### Written request
Go through the listing below and gather every line with the word "title".
— start of Extracted records —
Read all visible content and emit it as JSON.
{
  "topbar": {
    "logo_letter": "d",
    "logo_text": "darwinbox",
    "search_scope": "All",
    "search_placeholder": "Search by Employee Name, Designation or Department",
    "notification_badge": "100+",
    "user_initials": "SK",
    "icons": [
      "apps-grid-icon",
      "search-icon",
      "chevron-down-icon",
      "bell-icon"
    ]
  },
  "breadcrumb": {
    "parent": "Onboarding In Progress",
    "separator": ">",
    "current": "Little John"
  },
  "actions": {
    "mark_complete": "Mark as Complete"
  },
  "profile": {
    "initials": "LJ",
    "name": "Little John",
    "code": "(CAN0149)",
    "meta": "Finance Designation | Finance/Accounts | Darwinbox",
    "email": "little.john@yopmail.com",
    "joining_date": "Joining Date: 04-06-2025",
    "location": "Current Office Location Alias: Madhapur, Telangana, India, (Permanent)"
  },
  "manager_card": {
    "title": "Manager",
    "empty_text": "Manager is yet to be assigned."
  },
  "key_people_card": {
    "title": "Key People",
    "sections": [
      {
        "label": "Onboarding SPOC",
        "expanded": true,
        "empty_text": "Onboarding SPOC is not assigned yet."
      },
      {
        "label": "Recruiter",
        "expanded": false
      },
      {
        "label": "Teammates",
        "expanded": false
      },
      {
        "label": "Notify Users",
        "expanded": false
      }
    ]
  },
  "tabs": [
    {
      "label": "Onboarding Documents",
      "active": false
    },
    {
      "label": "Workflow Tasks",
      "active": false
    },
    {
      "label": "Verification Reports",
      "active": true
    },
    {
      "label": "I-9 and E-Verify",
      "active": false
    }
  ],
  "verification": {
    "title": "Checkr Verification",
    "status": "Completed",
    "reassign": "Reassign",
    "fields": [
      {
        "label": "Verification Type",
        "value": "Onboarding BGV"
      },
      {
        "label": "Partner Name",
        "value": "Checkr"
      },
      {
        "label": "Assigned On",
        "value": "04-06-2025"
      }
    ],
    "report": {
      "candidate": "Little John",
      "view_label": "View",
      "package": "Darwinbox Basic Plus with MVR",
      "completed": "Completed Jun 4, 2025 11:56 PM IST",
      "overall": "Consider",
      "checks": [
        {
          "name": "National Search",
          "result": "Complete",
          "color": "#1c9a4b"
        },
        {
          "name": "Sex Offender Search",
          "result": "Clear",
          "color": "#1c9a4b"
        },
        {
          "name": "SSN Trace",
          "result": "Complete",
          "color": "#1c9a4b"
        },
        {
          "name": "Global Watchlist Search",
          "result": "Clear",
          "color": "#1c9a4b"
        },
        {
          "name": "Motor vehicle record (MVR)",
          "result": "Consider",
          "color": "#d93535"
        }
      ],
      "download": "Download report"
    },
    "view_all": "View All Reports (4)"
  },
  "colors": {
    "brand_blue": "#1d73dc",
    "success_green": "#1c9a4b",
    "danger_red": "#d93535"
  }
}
— end of Extracted records —
### The answer
    "title": "Manager",
    "title": "Key People",
    "title": "Checkr Verification",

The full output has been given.